Soviets crack down on dissent in Latvia

Soviet Latvia is experiencing the worst wave of political repression in recent memory, according to exile Latvian sources. Two Latvians were sentenced on political charges in August, and autumn may see the trial of four more religious and political activists. This is the largest known number of trials since eight persons, most of them intellectuals, were sentenced to long prison terms for alleged nationalist conspiracies in the early 1960s.

Gederts Melngailis, a former Lutheran seminary student, was sentenced to three years in a prison camp, Latvian exile sources reported Tuesday. The charges against him apparently stemmed from attempts to renounce Soviet citizenship, his refusal to serve in the Soviet Army, and contacts with Westerners in Moscow and Latvians in the West.

Before he serves his prison terms, Melngailis will undergo psychiatric treatment. Saying it would bring a milder sentence, his defense lawyer persuaded his mother to sign a statement that her son was mentally ill. ''All experience with other dissidents shows that this is the worst that could possibly happen,'' commented Julijs Kadelis, head of the Information Bureau of the World Federation of Free Latvians in Munster, West Germany. Kadelis, who runs a clearinghouse for information on dissent in Latvia, said police and KGB officials had earlier threatened to ''change'' Melngailis's way of thinking with drug treatment at a mental hospital.

Exile sources in Stockholm said a Sept. 15 trial date has been set for Ints Calitis, who signed appeals for a nuclear free zone in the Baltic states and supported a protest by Balts on the 40th anniversary of the Molotov-Ribbentrop pact of 1939. Secret provisions of the treaty between Stalin's Russia and Hitler's Germany assigned the Baltic states to the Soviet sphere of influence.

-=-=-

**DIRECTIONS**
1 - Please translate this sentence from the article on the Latvian crackdown into Spanish: "Secret provisions of the treaty between Stalin's Russia and Hitler's Germany assigned the Baltic states to the Soviet sphere of influence."
2 - According to the article on the Latvian crackdown, what sentence did Gederts Melngailis receive?

-=-=-

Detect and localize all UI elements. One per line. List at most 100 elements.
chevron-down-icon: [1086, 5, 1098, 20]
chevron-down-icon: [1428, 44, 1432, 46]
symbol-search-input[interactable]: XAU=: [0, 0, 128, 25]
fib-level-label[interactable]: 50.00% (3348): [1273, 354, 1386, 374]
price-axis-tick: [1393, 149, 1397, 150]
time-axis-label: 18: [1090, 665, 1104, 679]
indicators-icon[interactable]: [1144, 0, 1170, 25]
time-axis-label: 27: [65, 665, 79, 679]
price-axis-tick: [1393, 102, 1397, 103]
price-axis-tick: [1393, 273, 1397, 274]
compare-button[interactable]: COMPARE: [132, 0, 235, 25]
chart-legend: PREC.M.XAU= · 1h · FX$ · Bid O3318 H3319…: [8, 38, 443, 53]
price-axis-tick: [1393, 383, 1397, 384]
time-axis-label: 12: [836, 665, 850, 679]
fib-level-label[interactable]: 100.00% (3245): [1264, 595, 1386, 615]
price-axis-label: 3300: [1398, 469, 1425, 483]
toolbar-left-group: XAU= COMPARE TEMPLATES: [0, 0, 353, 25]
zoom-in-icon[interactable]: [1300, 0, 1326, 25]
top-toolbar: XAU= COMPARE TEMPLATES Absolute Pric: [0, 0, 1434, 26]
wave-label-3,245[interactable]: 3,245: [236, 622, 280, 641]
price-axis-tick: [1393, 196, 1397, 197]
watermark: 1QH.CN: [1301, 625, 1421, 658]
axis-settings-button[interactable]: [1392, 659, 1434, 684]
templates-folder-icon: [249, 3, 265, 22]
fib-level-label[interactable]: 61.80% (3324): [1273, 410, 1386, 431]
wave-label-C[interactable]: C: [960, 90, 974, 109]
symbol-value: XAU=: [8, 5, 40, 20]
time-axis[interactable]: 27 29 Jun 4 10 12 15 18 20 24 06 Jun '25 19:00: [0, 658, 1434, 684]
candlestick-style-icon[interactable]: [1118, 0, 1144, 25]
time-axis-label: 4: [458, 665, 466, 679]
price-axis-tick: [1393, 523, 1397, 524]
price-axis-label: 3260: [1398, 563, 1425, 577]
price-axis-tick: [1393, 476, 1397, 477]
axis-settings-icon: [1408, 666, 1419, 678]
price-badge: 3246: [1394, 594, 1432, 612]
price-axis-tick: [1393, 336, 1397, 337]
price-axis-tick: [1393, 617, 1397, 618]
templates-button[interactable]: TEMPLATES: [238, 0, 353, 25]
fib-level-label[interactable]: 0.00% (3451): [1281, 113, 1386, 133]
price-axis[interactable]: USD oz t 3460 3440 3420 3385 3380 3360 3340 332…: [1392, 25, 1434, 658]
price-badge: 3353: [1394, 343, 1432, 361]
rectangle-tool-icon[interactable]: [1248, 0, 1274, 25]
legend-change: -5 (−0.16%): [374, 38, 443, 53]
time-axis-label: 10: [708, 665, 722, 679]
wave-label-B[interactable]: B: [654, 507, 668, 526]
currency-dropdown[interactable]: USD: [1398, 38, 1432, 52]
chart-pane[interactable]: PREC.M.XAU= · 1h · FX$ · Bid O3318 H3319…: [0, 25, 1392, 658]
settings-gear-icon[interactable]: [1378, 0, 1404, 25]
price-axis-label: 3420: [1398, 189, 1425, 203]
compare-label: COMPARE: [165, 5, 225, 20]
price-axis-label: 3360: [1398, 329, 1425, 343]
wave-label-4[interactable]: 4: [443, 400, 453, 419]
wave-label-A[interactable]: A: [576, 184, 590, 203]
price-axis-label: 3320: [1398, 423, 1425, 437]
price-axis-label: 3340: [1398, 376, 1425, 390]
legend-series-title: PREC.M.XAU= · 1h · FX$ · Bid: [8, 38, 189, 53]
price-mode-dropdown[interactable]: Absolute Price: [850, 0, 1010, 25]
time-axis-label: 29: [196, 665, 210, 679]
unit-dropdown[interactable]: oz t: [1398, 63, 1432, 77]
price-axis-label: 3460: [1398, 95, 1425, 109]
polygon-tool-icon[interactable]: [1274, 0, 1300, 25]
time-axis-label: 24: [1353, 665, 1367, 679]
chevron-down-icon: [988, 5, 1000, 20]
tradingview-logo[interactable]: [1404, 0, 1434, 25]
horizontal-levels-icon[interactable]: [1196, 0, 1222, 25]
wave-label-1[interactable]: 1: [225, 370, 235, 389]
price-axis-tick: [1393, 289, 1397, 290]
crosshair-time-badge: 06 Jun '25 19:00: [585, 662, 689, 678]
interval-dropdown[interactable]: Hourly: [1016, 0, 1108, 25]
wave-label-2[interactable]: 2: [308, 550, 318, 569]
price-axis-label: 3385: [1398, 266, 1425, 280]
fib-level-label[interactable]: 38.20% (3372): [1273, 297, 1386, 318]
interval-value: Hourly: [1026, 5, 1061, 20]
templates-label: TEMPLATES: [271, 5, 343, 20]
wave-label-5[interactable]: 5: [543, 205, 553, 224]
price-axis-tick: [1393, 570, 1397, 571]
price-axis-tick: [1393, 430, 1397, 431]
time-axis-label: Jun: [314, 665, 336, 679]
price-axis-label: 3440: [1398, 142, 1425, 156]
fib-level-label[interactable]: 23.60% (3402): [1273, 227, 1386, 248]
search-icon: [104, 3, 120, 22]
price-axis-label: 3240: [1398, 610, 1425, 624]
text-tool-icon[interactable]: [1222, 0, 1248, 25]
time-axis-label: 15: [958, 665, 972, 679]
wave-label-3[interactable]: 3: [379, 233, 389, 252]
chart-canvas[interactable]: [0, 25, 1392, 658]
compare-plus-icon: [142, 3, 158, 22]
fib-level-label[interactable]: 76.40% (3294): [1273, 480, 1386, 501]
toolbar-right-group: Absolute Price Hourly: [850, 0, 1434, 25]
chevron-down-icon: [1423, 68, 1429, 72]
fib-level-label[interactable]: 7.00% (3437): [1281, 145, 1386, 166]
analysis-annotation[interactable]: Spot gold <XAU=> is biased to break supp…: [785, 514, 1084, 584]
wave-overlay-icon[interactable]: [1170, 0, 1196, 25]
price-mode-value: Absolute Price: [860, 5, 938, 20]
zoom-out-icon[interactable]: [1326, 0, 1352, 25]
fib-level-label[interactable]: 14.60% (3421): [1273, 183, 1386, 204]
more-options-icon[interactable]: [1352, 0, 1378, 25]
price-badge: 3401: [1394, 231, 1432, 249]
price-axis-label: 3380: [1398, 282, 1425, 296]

-=-=-

**EXERCISE ANSWERS**
1 - Las disposiciones secretas del tratado entre la Rusia de Stalin y la Alemania de Hitler asignaron los estados bálticos a la esfera de influencia soviética.

2 - Three years in a prison camp.